* Start Material supplied *
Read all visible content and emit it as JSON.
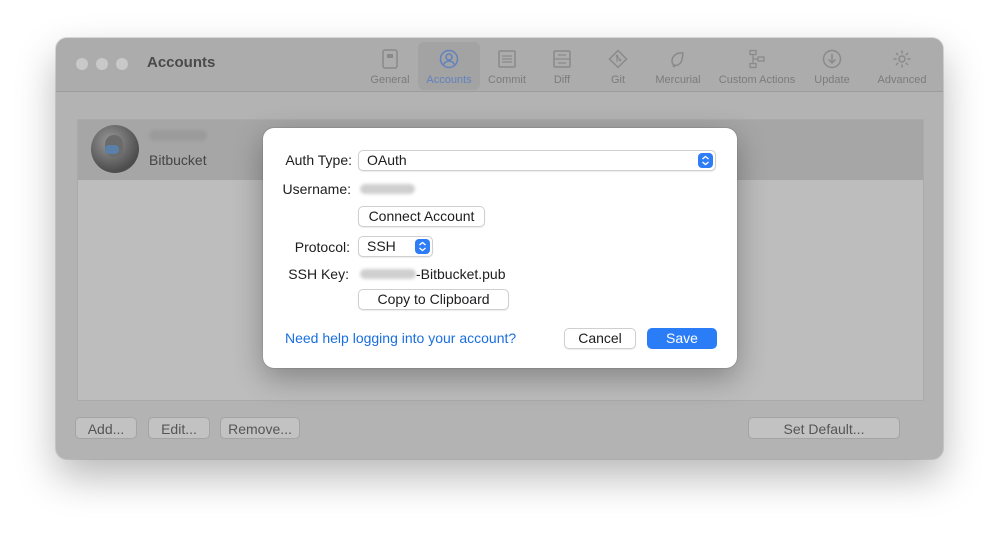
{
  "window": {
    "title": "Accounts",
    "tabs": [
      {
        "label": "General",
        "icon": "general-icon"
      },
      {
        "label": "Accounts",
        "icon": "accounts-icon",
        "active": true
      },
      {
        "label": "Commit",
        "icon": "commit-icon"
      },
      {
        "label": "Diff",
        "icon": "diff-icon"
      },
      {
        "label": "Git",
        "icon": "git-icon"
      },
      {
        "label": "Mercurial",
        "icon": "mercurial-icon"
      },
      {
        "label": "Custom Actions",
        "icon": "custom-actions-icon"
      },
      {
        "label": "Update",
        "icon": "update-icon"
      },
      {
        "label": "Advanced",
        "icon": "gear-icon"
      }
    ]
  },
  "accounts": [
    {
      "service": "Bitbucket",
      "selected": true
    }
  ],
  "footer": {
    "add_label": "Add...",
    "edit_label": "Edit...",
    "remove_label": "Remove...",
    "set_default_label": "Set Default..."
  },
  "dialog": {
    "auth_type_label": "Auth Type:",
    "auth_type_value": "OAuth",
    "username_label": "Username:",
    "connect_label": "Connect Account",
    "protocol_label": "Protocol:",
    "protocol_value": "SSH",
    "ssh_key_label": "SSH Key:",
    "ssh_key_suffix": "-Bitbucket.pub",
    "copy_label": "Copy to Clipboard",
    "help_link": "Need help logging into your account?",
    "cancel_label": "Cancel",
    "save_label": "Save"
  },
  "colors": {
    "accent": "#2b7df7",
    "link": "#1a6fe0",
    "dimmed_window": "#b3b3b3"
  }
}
* End Material supplied *
* Start Material supplied *
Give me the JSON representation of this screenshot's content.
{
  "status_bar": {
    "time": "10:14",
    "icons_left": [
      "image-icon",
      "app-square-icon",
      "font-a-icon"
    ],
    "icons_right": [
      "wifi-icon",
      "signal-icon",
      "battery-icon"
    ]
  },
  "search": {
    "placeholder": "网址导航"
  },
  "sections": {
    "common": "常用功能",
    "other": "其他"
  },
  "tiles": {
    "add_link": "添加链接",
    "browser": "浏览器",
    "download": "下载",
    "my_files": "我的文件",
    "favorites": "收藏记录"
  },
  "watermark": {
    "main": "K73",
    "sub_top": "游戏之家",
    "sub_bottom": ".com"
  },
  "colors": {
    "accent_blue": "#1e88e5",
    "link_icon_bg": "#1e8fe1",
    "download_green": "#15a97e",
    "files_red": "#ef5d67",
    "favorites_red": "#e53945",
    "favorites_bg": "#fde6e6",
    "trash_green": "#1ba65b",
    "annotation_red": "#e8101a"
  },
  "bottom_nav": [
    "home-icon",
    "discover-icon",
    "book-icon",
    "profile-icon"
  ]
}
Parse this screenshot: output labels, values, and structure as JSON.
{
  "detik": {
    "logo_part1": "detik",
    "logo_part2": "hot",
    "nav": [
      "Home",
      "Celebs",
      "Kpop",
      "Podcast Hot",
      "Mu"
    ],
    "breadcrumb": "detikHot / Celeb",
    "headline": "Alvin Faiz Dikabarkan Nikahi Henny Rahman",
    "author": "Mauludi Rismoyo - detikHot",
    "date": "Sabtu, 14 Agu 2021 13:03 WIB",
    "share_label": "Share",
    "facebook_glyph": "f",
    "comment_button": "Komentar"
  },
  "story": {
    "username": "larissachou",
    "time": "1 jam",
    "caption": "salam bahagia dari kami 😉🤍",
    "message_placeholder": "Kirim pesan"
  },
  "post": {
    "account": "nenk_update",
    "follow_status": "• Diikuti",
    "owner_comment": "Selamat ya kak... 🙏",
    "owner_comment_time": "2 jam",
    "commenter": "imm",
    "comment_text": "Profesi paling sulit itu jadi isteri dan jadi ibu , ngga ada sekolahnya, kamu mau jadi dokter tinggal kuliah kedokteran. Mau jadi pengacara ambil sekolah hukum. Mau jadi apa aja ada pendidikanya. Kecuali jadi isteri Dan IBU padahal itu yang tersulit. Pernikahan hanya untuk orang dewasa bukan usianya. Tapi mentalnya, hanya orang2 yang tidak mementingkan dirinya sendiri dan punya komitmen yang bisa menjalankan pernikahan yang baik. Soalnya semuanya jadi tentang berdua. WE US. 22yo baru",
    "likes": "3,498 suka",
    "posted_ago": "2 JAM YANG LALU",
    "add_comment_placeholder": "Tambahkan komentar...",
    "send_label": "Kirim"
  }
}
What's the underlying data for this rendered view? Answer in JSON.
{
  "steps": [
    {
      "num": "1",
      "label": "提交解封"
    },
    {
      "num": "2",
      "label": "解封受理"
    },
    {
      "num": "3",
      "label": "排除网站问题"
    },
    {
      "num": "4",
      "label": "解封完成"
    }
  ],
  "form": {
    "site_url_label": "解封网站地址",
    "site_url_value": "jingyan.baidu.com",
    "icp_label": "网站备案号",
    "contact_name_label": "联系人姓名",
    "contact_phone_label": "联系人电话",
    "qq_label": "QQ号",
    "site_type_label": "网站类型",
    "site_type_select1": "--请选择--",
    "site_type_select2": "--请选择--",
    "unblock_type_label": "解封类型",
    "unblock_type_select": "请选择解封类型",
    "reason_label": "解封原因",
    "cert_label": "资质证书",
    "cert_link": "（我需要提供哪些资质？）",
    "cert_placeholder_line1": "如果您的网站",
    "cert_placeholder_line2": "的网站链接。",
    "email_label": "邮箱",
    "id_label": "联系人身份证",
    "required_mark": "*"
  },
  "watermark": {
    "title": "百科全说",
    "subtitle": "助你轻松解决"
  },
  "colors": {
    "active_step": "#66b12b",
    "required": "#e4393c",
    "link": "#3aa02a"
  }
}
* End Material supplied *
• Written task:
Identify all lines where the word "this" shows up. Copy them.

• The reply:
Give me the JSON representation of this screenshot's content.
Parse this screenshot: output labels, values, and structure as JSON.
What's the underlying data for this rendered view? Answer in JSON.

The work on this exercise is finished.